§ CHALLENGE:
Gather all lines from the material that contain the word "this".

§ PROVIDED DATA:
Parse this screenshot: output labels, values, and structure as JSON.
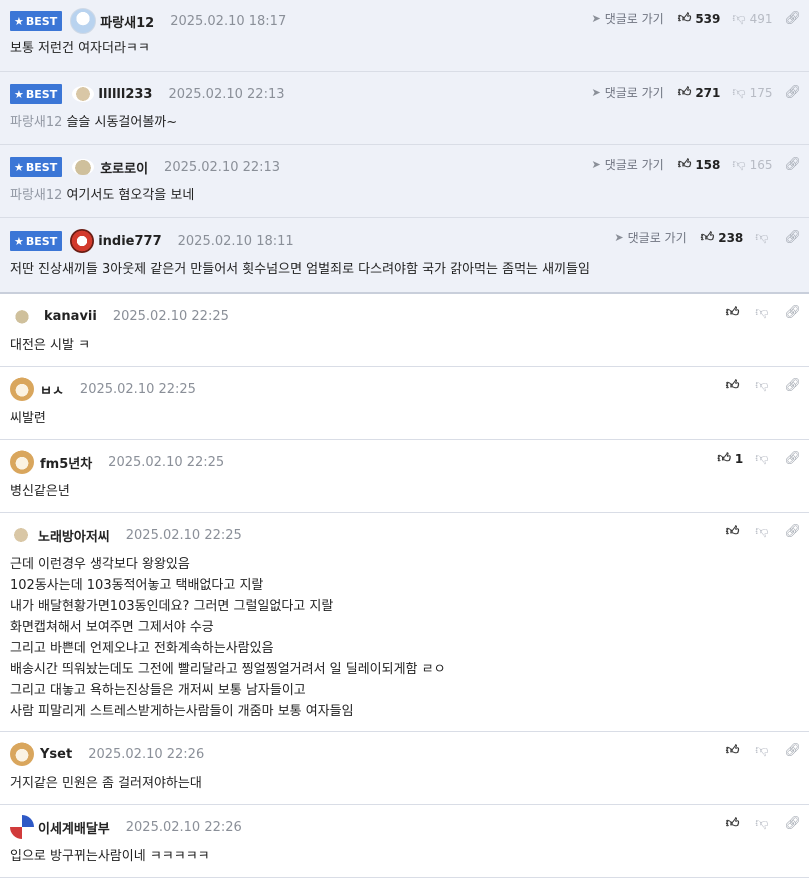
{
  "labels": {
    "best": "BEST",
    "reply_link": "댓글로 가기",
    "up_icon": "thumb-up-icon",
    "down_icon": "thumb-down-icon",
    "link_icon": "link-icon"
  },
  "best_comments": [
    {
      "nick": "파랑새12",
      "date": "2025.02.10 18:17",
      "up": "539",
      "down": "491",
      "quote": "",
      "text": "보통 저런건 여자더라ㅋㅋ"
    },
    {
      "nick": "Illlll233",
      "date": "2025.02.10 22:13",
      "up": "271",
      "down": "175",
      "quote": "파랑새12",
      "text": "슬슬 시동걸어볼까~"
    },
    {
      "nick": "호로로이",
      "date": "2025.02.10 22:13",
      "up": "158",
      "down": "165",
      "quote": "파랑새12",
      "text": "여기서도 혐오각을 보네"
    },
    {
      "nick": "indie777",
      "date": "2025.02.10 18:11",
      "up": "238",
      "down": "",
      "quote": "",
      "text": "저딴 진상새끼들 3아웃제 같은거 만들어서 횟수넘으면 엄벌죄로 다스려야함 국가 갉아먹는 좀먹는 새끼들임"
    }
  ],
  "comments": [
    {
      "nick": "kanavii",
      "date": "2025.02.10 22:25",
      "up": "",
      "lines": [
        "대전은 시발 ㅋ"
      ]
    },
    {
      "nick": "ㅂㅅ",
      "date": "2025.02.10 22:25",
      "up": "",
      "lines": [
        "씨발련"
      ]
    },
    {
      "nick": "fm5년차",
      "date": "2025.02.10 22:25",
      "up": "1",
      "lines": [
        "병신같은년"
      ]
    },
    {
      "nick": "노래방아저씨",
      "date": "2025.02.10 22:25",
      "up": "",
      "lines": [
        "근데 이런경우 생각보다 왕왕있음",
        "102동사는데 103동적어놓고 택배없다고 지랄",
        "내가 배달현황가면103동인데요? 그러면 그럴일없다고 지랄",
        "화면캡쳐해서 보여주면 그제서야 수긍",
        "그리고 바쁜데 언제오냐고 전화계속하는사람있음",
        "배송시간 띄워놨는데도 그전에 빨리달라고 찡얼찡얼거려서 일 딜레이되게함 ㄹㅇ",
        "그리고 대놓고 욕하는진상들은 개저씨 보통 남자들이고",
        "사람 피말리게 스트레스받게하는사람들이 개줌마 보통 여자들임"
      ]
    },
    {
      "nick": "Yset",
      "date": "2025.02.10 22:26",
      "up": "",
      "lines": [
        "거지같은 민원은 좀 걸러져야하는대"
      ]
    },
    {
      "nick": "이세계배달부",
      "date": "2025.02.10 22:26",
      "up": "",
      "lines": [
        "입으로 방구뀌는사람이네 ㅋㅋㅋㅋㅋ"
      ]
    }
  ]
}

--

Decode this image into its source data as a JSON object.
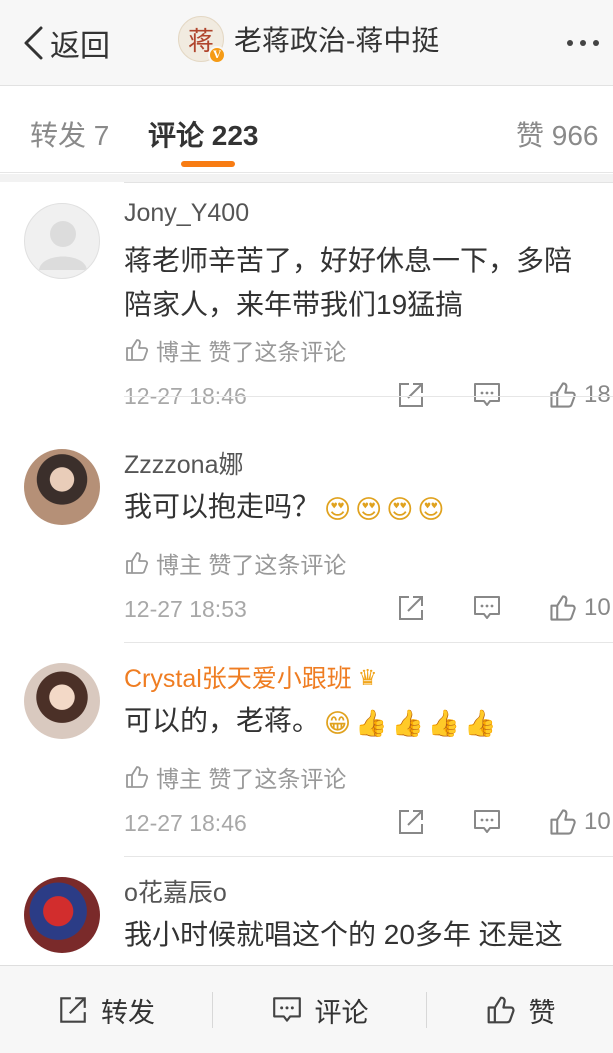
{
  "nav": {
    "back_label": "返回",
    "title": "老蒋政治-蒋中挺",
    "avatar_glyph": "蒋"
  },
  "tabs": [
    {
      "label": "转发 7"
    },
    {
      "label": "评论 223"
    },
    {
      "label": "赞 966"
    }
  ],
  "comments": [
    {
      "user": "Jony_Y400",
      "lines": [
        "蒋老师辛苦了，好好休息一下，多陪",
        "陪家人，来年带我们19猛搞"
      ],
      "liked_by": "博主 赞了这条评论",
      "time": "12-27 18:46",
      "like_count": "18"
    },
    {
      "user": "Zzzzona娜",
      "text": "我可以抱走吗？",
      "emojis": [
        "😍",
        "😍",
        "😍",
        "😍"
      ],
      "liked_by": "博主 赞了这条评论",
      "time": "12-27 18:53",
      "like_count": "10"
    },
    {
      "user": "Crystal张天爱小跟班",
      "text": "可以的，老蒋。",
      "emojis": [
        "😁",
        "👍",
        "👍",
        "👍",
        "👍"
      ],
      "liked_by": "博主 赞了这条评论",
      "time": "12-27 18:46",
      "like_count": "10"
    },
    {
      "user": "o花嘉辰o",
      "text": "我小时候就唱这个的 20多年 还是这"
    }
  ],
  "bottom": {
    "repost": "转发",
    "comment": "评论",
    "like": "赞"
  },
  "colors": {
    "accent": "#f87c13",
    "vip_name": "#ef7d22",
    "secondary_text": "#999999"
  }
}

§ THE ANSWER:
Parse this screenshot: output labels, values, and structure as JSON.
Decode this image into its source data as a JSON object.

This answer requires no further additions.